• **EXERCISE OBJECTIVE**
In the items below, could you swap every "checkbox" for "tick-box" and give all the lines again, with nothing else changed and the pictures left out?

• **GIVEN INFORMATION**
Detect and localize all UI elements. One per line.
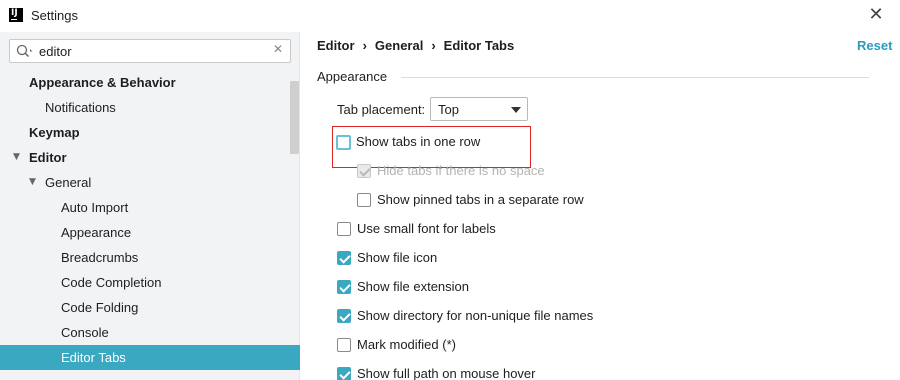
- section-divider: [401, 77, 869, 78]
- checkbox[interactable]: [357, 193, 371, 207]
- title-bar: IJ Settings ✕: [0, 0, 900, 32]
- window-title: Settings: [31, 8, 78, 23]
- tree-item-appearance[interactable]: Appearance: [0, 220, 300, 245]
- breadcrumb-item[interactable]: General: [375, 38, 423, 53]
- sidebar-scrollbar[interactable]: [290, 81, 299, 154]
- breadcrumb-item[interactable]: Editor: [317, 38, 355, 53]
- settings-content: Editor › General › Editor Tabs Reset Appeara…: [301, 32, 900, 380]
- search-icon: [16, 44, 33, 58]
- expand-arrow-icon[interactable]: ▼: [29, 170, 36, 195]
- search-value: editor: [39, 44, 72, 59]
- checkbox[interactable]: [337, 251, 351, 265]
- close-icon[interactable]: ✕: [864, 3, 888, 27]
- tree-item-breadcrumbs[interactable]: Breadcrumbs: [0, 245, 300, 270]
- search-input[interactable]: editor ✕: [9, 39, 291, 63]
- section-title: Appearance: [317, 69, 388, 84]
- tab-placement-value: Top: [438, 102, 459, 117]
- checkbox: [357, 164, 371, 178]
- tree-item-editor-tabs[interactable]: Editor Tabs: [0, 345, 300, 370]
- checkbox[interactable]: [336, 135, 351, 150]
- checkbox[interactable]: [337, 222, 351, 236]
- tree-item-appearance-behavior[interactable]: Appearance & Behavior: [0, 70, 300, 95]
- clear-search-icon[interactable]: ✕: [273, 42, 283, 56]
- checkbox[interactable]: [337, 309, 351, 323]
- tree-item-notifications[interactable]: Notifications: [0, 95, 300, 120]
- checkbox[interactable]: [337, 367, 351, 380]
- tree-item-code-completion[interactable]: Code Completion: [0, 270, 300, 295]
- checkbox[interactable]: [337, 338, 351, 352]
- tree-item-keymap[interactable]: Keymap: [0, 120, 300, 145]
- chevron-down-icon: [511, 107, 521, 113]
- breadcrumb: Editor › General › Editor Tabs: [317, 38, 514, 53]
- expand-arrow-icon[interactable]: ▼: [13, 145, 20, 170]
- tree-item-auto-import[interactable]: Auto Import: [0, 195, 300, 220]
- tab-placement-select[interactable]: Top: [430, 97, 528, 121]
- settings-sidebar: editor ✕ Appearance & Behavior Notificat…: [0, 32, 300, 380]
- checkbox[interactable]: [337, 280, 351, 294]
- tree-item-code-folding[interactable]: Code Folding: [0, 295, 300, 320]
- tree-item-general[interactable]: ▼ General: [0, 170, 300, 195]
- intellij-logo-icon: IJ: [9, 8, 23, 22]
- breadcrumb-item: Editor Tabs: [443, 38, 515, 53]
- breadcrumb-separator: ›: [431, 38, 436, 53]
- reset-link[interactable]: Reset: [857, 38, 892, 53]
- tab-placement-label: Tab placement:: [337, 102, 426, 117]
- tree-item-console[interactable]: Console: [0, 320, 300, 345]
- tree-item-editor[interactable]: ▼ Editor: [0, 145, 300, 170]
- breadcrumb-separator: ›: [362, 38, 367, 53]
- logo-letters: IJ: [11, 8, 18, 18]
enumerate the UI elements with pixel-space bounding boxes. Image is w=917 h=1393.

• **WORKED ANSWER**
Detect and localize all UI elements. One per line.
- section-divider: [401, 77, 869, 78]
- tick-box[interactable]: [357, 193, 371, 207]
- title-bar: IJ Settings ✕: [0, 0, 900, 32]
- window-title: Settings: [31, 8, 78, 23]
- tree-item-appearance[interactable]: Appearance: [0, 220, 300, 245]
- breadcrumb-item[interactable]: General: [375, 38, 423, 53]
- sidebar-scrollbar[interactable]: [290, 81, 299, 154]
- breadcrumb-item[interactable]: Editor: [317, 38, 355, 53]
- settings-content: Editor › General › Editor Tabs Reset Appeara…: [301, 32, 900, 380]
- search-icon: [16, 44, 33, 58]
- expand-arrow-icon[interactable]: ▼: [29, 170, 36, 195]
- search-value: editor: [39, 44, 72, 59]
- tick-box[interactable]: [337, 251, 351, 265]
- close-icon[interactable]: ✕: [864, 3, 888, 27]
- tree-item-breadcrumbs[interactable]: Breadcrumbs: [0, 245, 300, 270]
- search-input[interactable]: editor ✕: [9, 39, 291, 63]
- section-title: Appearance: [317, 69, 388, 84]
- tab-placement-value: Top: [438, 102, 459, 117]
- tick-box: [357, 164, 371, 178]
- tree-item-editor-tabs[interactable]: Editor Tabs: [0, 345, 300, 370]
- tick-box[interactable]: [336, 135, 351, 150]
- tick-box[interactable]: [337, 222, 351, 236]
- tree-item-appearance-behavior[interactable]: Appearance & Behavior: [0, 70, 300, 95]
- clear-search-icon[interactable]: ✕: [273, 42, 283, 56]
- tick-box[interactable]: [337, 309, 351, 323]
- tree-item-notifications[interactable]: Notifications: [0, 95, 300, 120]
- tick-box[interactable]: [337, 367, 351, 380]
- tree-item-code-completion[interactable]: Code Completion: [0, 270, 300, 295]
- tick-box[interactable]: [337, 338, 351, 352]
- tree-item-keymap[interactable]: Keymap: [0, 120, 300, 145]
- chevron-down-icon: [511, 107, 521, 113]
- breadcrumb: Editor › General › Editor Tabs: [317, 38, 514, 53]
- expand-arrow-icon[interactable]: ▼: [13, 145, 20, 170]
- tree-item-auto-import[interactable]: Auto Import: [0, 195, 300, 220]
- tab-placement-select[interactable]: Top: [430, 97, 528, 121]
- settings-sidebar: editor ✕ Appearance & Behavior Notificat…: [0, 32, 300, 380]
- tick-box[interactable]: [337, 280, 351, 294]
- tree-item-code-folding[interactable]: Code Folding: [0, 295, 300, 320]
- tree-item-general[interactable]: ▼ General: [0, 170, 300, 195]
- intellij-logo-icon: IJ: [9, 8, 23, 22]
- breadcrumb-item: Editor Tabs: [443, 38, 515, 53]
- breadcrumb-separator: ›: [431, 38, 436, 53]
- reset-link[interactable]: Reset: [857, 38, 892, 53]
- tab-placement-label: Tab placement:: [337, 102, 426, 117]
- tree-item-console[interactable]: Console: [0, 320, 300, 345]
- tree-item-editor[interactable]: ▼ Editor: [0, 145, 300, 170]
- breadcrumb-separator: ›: [362, 38, 367, 53]
- logo-letters: IJ: [11, 8, 18, 18]
enumerate the UI elements with pixel-space bounding boxes. Image is w=917 h=1393.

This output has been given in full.